# GOAL OF THE EXERCISE
Set down, word for word, the lines from the one holding "Convert this screenshot" to the final line, both included, and skip the pictures.

*****

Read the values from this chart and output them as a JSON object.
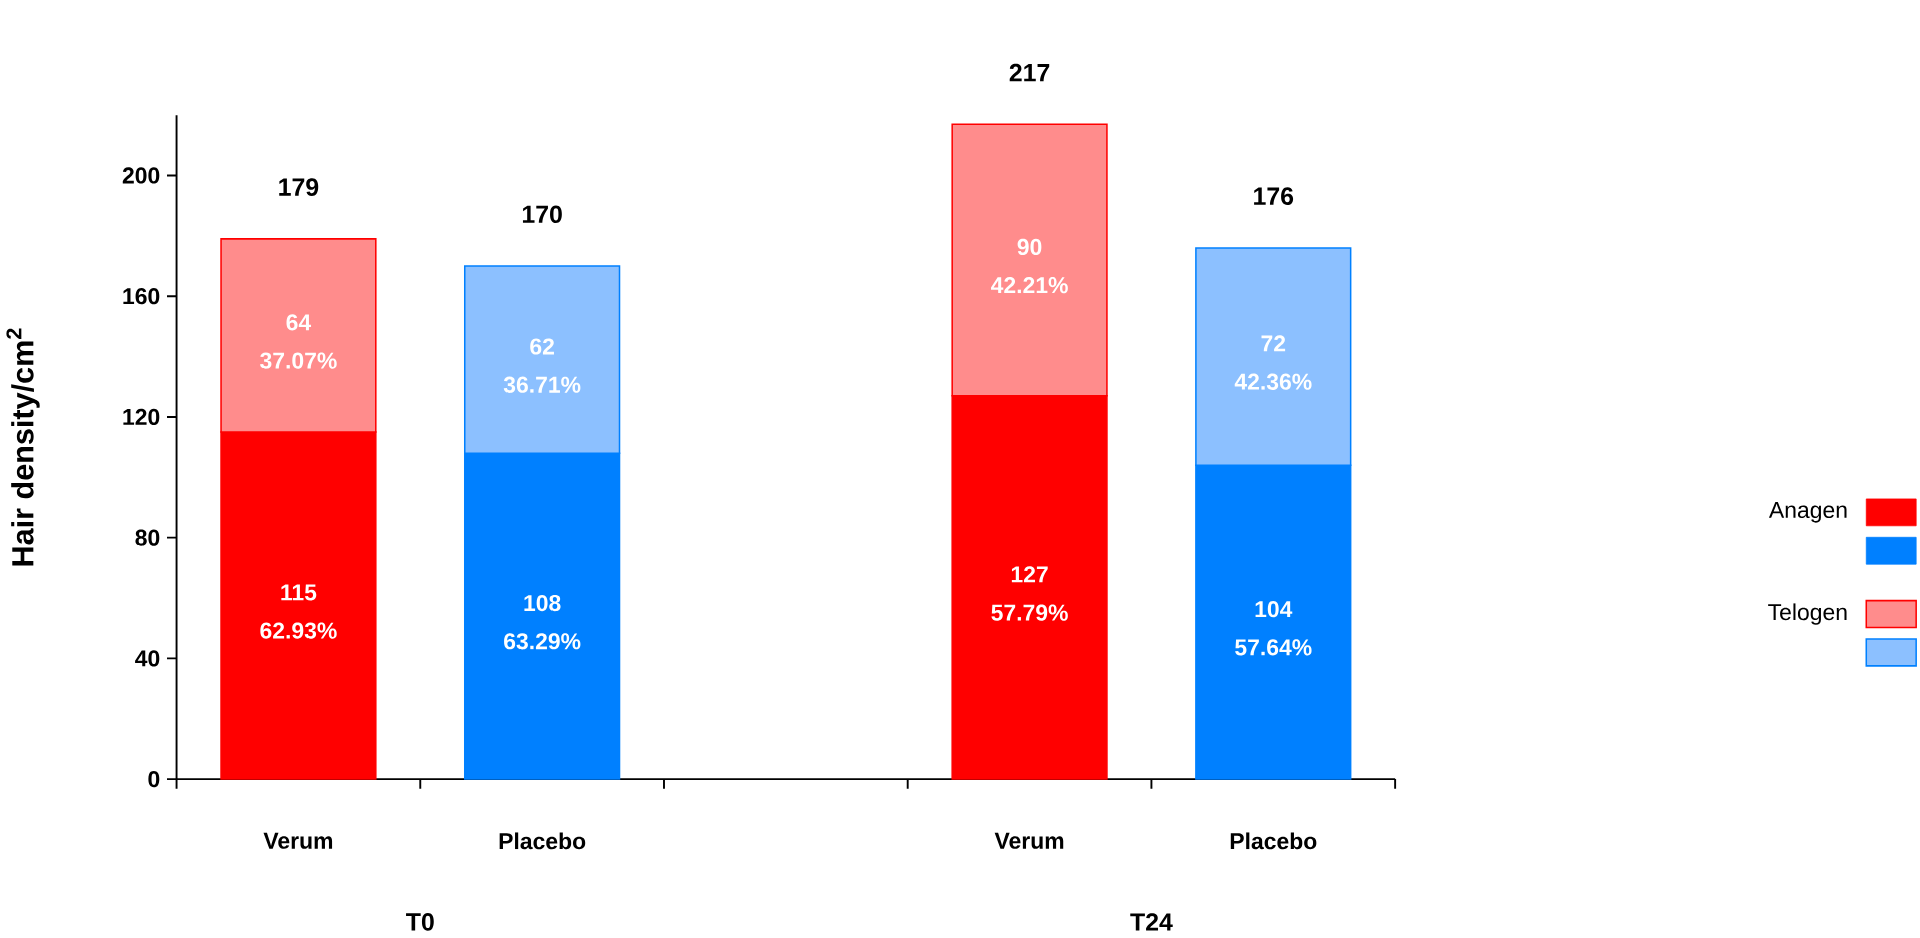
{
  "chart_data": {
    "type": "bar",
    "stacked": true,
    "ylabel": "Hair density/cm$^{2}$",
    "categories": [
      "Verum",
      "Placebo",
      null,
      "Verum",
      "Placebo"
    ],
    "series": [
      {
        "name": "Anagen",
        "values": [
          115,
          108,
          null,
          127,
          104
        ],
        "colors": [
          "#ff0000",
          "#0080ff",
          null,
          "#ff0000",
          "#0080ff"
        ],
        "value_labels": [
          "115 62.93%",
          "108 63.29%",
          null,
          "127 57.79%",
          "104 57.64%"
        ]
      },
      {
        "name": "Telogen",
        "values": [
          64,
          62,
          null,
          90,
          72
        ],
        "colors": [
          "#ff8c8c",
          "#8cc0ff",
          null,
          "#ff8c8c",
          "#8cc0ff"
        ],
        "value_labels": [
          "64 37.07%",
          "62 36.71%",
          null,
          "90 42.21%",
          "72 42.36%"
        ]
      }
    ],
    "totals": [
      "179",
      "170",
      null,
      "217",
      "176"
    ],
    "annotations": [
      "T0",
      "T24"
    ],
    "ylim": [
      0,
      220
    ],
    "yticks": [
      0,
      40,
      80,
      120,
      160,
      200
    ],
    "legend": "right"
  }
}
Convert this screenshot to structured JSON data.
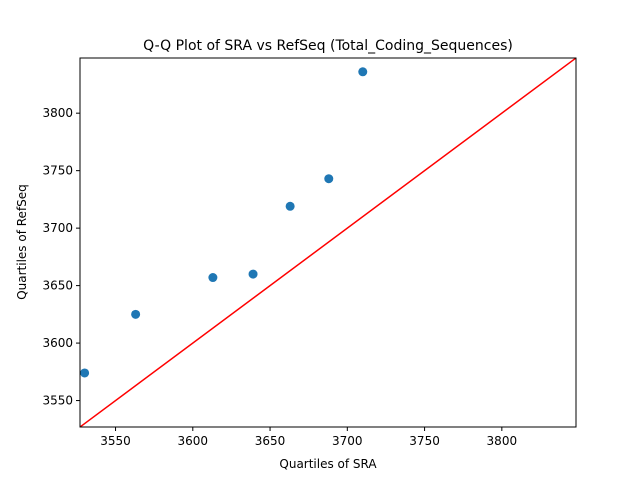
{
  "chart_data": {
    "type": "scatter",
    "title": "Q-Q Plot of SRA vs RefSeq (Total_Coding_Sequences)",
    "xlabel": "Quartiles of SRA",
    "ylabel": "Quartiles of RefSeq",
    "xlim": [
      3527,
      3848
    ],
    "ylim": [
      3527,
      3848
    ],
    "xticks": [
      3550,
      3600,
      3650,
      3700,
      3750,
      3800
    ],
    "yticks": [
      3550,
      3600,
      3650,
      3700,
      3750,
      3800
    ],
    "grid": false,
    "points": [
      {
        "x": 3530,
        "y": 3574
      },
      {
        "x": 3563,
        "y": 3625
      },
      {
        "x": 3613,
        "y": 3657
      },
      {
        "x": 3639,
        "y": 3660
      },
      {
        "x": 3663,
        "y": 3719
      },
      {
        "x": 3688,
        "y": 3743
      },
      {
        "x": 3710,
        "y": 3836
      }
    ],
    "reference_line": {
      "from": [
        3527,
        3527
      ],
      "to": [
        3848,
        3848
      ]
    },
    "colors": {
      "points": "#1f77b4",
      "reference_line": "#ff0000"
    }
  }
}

*****

# TASK OUTPUT
Convert this screenshot to structured JSON data.
{
  "chart_data": {
    "type": "scatter",
    "title": "Q-Q Plot of SRA vs RefSeq (Total_Coding_Sequences)",
    "xlabel": "Quartiles of SRA",
    "ylabel": "Quartiles of RefSeq",
    "xlim": [
      3527,
      3848
    ],
    "ylim": [
      3527,
      3848
    ],
    "xticks": [
      3550,
      3600,
      3650,
      3700,
      3750,
      3800
    ],
    "yticks": [
      3550,
      3600,
      3650,
      3700,
      3750,
      3800
    ],
    "grid": false,
    "points": [
      {
        "x": 3530,
        "y": 3574
      },
      {
        "x": 3563,
        "y": 3625
      },
      {
        "x": 3613,
        "y": 3657
      },
      {
        "x": 3639,
        "y": 3660
      },
      {
        "x": 3663,
        "y": 3719
      },
      {
        "x": 3688,
        "y": 3743
      },
      {
        "x": 3710,
        "y": 3836
      }
    ],
    "reference_line": {
      "from": [
        3527,
        3527
      ],
      "to": [
        3848,
        3848
      ]
    },
    "colors": {
      "points": "#1f77b4",
      "reference_line": "#ff0000"
    }
  }
}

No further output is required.